* INPUT
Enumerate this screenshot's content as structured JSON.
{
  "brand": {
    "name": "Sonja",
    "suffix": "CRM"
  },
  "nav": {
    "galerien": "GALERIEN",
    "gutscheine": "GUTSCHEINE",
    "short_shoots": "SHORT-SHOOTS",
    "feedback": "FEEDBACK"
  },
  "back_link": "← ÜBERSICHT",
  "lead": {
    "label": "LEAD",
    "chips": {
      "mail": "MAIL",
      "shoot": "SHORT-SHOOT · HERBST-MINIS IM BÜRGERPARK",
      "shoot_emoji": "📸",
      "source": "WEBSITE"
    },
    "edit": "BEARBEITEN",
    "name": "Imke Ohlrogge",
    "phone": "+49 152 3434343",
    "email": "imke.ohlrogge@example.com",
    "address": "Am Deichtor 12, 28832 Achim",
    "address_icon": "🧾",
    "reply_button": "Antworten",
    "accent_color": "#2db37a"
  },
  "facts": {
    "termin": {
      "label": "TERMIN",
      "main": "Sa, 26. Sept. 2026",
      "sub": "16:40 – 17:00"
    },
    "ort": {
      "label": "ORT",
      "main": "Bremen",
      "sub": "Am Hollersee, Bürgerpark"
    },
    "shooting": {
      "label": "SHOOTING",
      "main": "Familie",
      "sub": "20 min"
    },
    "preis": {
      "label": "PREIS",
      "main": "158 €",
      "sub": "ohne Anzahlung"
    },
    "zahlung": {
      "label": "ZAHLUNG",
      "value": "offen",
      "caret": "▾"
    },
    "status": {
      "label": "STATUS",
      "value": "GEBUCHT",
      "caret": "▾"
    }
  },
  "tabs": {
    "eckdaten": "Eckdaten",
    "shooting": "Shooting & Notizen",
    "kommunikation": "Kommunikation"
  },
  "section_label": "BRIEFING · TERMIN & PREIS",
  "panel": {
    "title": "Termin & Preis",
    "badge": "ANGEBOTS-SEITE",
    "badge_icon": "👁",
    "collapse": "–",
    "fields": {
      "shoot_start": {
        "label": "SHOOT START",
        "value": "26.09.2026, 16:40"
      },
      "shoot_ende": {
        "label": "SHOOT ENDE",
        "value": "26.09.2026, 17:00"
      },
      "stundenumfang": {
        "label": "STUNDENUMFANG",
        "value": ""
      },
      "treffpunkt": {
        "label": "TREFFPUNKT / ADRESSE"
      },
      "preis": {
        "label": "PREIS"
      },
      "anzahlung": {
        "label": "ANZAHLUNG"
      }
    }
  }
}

* PROBLEM DESCRIPTION
Find all lines with "main" in them and copy each one.

* RESPONSE TO THIS EXERCISE
      "main": "Sa, 26. Sept. 2026",
      "main": "Bremen",
      "main": "Familie",
      "main": "158 €",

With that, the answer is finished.